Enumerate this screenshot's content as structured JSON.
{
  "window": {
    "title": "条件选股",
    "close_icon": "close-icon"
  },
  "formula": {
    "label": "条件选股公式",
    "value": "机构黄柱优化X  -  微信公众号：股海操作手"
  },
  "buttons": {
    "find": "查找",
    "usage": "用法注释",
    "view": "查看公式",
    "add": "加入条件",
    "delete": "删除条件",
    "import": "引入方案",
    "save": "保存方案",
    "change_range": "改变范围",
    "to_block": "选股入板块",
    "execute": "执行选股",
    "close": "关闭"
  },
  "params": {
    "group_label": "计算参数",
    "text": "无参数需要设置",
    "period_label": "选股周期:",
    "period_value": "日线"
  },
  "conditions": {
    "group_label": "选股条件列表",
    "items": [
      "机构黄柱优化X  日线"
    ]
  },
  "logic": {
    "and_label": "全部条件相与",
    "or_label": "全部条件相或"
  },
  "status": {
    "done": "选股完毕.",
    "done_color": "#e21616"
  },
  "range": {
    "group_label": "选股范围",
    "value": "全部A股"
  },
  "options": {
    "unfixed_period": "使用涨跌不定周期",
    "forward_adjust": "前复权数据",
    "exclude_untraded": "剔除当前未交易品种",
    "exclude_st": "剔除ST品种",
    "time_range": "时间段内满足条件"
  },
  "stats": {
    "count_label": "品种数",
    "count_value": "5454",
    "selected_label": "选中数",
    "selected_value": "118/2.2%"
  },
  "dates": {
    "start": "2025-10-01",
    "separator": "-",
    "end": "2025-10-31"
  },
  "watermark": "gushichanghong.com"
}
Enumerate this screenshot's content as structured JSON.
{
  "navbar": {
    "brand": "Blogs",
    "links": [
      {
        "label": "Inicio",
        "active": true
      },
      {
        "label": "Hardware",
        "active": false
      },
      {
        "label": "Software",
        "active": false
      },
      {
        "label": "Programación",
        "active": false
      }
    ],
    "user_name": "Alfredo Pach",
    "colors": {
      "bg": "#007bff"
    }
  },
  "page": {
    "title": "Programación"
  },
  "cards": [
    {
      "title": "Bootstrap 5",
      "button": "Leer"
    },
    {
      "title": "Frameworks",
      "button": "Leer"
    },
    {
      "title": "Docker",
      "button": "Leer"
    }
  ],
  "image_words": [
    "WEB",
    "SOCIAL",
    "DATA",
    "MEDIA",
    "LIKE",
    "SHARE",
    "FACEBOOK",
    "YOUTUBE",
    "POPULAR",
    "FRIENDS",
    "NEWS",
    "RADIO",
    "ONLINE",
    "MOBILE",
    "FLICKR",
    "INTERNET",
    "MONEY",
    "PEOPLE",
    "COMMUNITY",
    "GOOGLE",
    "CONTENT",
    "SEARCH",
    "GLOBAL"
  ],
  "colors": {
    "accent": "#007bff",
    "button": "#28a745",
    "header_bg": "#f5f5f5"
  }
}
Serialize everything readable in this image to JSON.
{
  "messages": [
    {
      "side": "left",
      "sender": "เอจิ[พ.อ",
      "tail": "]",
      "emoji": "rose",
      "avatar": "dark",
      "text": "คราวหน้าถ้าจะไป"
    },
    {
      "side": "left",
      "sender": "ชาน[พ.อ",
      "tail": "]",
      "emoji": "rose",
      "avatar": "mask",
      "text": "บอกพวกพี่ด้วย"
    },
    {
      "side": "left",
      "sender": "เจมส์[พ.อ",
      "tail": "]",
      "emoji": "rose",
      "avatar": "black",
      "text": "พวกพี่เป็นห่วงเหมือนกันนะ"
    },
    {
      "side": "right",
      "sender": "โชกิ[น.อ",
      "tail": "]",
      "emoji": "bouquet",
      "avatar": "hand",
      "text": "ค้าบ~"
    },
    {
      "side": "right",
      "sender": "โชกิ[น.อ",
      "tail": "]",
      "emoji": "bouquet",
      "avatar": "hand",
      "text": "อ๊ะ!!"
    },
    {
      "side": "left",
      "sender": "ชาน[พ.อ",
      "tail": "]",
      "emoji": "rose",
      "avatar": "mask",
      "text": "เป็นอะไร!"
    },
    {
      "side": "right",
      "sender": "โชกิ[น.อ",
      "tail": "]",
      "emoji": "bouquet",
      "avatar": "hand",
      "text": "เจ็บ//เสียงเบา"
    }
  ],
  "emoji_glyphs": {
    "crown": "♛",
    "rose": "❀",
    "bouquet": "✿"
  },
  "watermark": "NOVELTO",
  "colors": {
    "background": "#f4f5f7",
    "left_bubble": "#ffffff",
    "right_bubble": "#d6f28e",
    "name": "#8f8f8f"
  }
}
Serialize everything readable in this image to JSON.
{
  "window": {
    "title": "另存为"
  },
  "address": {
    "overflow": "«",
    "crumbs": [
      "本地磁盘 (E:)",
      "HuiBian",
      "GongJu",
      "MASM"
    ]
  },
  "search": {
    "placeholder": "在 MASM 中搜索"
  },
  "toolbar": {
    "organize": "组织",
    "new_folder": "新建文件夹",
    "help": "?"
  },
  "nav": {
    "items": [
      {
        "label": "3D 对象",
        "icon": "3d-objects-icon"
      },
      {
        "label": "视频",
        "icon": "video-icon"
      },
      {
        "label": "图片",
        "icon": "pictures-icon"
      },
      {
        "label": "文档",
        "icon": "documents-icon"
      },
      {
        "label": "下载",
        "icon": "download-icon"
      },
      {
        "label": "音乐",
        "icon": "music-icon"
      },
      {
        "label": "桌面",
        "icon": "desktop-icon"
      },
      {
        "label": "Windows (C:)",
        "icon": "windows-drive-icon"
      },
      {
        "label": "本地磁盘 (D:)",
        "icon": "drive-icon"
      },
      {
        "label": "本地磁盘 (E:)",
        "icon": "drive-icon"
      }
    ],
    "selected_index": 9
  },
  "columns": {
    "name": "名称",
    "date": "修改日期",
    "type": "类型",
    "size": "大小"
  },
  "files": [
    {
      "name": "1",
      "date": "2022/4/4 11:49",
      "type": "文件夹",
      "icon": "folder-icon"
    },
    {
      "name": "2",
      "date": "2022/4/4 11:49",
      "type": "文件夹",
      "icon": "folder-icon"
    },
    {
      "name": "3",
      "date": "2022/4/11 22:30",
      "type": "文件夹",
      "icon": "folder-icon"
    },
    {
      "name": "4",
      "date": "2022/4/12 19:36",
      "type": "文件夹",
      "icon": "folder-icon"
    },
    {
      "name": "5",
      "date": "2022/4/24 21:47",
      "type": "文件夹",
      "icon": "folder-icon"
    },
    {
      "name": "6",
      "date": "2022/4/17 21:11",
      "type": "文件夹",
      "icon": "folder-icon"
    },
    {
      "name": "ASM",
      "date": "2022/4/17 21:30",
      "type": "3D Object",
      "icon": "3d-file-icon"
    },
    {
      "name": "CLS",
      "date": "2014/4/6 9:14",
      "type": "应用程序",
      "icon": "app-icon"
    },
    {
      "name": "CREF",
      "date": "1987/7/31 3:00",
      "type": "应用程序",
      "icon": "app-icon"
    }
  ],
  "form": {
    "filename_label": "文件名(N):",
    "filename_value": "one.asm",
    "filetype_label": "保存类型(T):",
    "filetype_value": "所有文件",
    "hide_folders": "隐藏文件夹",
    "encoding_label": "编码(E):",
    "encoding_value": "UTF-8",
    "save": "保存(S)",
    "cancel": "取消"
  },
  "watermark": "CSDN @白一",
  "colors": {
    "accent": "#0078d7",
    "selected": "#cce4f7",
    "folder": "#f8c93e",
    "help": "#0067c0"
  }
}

# # # # #

## PROBLEM
Can you restate every record above word for word?

## TASK ANSWER
Enumerate this screenshot's content as structured JSON.
{
  "window": {
    "title": "条件选股",
    "close_icon": "close-icon"
  },
  "formula": {
    "label": "条件选股公式",
    "value": "机构黄柱优化X  -  微信公众号：股海操作手"
  },
  "buttons": {
    "find": "查找",
    "usage": "用法注释",
    "view": "查看公式",
    "add": "加入条件",
    "delete": "删除条件",
    "import": "引入方案",
    "save": "保存方案",
    "change_range": "改变范围",
    "to_block": "选股入板块",
    "execute": "执行选股",
    "close": "关闭"
  },
  "params": {
    "group_label": "计算参数",
    "text": "无参数需要设置",
    "period_label": "选股周期:",
    "period_value": "日线"
  },
  "conditions": {
    "group_label": "选股条件列表",
    "items": [
      "机构黄柱优化X  日线"
    ]
  },
  "logic": {
    "and_label": "全部条件相与",
    "or_label": "全部条件相或"
  },
  "status": {
    "done": "选股完毕.",
    "done_color": "#e21616"
  },
  "range": {
    "group_label": "选股范围",
    "value": "全部A股"
  },
  "options": {
    "unfixed_period": "使用涨跌不定周期",
    "forward_adjust": "前复权数据",
    "exclude_untraded": "剔除当前未交易品种",
    "exclude_st": "剔除ST品种",
    "time_range": "时间段内满足条件"
  },
  "stats": {
    "count_label": "品种数",
    "count_value": "5454",
    "selected_label": "选中数",
    "selected_value": "118/2.2%"
  },
  "dates": {
    "start": "2025-10-01",
    "separator": "-",
    "end": "2025-10-31"
  },
  "watermark": "gushichanghong.com"
}
Enumerate this screenshot's content as structured JSON.
{
  "navbar": {
    "brand": "Blogs",
    "links": [
      {
        "label": "Inicio",
        "active": true
      },
      {
        "label": "Hardware",
        "active": false
      },
      {
        "label": "Software",
        "active": false
      },
      {
        "label": "Programación",
        "active": false
      }
    ],
    "user_name": "Alfredo Pach",
    "colors": {
      "bg": "#007bff"
    }
  },
  "page": {
    "title": "Programación"
  },
  "cards": [
    {
      "title": "Bootstrap 5",
      "button": "Leer"
    },
    {
      "title": "Frameworks",
      "button": "Leer"
    },
    {
      "title": "Docker",
      "button": "Leer"
    }
  ],
  "image_words": [
    "WEB",
    "SOCIAL",
    "DATA",
    "MEDIA",
    "LIKE",
    "SHARE",
    "FACEBOOK",
    "YOUTUBE",
    "POPULAR",
    "FRIENDS",
    "NEWS",
    "RADIO",
    "ONLINE",
    "MOBILE",
    "FLICKR",
    "INTERNET",
    "MONEY",
    "PEOPLE",
    "COMMUNITY",
    "GOOGLE",
    "CONTENT",
    "SEARCH",
    "GLOBAL"
  ],
  "colors": {
    "accent": "#007bff",
    "button": "#28a745",
    "header_bg": "#f5f5f5"
  }
}
Serialize everything readable in this image to JSON.
{
  "messages": [
    {
      "side": "left",
      "sender": "เอจิ[พ.อ",
      "tail": "]",
      "emoji": "rose",
      "avatar": "dark",
      "text": "คราวหน้าถ้าจะไป"
    },
    {
      "side": "left",
      "sender": "ชาน[พ.อ",
      "tail": "]",
      "emoji": "rose",
      "avatar": "mask",
      "text": "บอกพวกพี่ด้วย"
    },
    {
      "side": "left",
      "sender": "เจมส์[พ.อ",
      "tail": "]",
      "emoji": "rose",
      "avatar": "black",
      "text": "พวกพี่เป็นห่วงเหมือนกันนะ"
    },
    {
      "side": "right",
      "sender": "โชกิ[น.อ",
      "tail": "]",
      "emoji": "bouquet",
      "avatar": "hand",
      "text": "ค้าบ~"
    },
    {
      "side": "right",
      "sender": "โชกิ[น.อ",
      "tail": "]",
      "emoji": "bouquet",
      "avatar": "hand",
      "text": "อ๊ะ!!"
    },
    {
      "side": "left",
      "sender": "ชาน[พ.อ",
      "tail": "]",
      "emoji": "rose",
      "avatar": "mask",
      "text": "เป็นอะไร!"
    },
    {
      "side": "right",
      "sender": "โชกิ[น.อ",
      "tail": "]",
      "emoji": "bouquet",
      "avatar": "hand",
      "text": "เจ็บ//เสียงเบา"
    }
  ],
  "emoji_glyphs": {
    "crown": "♛",
    "rose": "❀",
    "bouquet": "✿"
  },
  "watermark": "NOVELTO",
  "colors": {
    "background": "#f4f5f7",
    "left_bubble": "#ffffff",
    "right_bubble": "#d6f28e",
    "name": "#8f8f8f"
  }
}
Serialize everything readable in this image to JSON.
{
  "window": {
    "title": "另存为"
  },
  "address": {
    "overflow": "«",
    "crumbs": [
      "本地磁盘 (E:)",
      "HuiBian",
      "GongJu",
      "MASM"
    ]
  },
  "search": {
    "placeholder": "在 MASM 中搜索"
  },
  "toolbar": {
    "organize": "组织",
    "new_folder": "新建文件夹",
    "help": "?"
  },
  "nav": {
    "items": [
      {
        "label": "3D 对象",
        "icon": "3d-objects-icon"
      },
      {
        "label": "视频",
        "icon": "video-icon"
      },
      {
        "label": "图片",
        "icon": "pictures-icon"
      },
      {
        "label": "文档",
        "icon": "documents-icon"
      },
      {
        "label": "下载",
        "icon": "download-icon"
      },
      {
        "label": "音乐",
        "icon": "music-icon"
      },
      {
        "label": "桌面",
        "icon": "desktop-icon"
      },
      {
        "label": "Windows (C:)",
        "icon": "windows-drive-icon"
      },
      {
        "label": "本地磁盘 (D:)",
        "icon": "drive-icon"
      },
      {
        "label": "本地磁盘 (E:)",
        "icon": "drive-icon"
      }
    ],
    "selected_index": 9
  },
  "columns": {
    "name": "名称",
    "date": "修改日期",
    "type": "类型",
    "size": "大小"
  },
  "files": [
    {
      "name": "1",
      "date": "2022/4/4 11:49",
      "type": "文件夹",
      "icon": "folder-icon"
    },
    {
      "name": "2",
      "date": "2022/4/4 11:49",
      "type": "文件夹",
      "icon": "folder-icon"
    },
    {
      "name": "3",
      "date": "2022/4/11 22:30",
      "type": "文件夹",
      "icon": "folder-icon"
    },
    {
      "name": "4",
      "date": "2022/4/12 19:36",
      "type": "文件夹",
      "icon": "folder-icon"
    },
    {
      "name": "5",
      "date": "2022/4/24 21:47",
      "type": "文件夹",
      "icon": "folder-icon"
    },
    {
      "name": "6",
      "date": "2022/4/17 21:11",
      "type": "文件夹",
      "icon": "folder-icon"
    },
    {
      "name": "ASM",
      "date": "2022/4/17 21:30",
      "type": "3D Object",
      "icon": "3d-file-icon"
    },
    {
      "name": "CLS",
      "date": "2014/4/6 9:14",
      "type": "应用程序",
      "icon": "app-icon"
    },
    {
      "name": "CREF",
      "date": "1987/7/31 3:00",
      "type": "应用程序",
      "icon": "app-icon"
    }
  ],
  "form": {
    "filename_label": "文件名(N):",
    "filename_value": "one.asm",
    "filetype_label": "保存类型(T):",
    "filetype_value": "所有文件",
    "hide_folders": "隐藏文件夹",
    "encoding_label": "编码(E):",
    "encoding_value": "UTF-8",
    "save": "保存(S)",
    "cancel": "取消"
  },
  "watermark": "CSDN @白一",
  "colors": {
    "accent": "#0078d7",
    "selected": "#cce4f7",
    "folder": "#f8c93e",
    "help": "#0067c0"
  }
}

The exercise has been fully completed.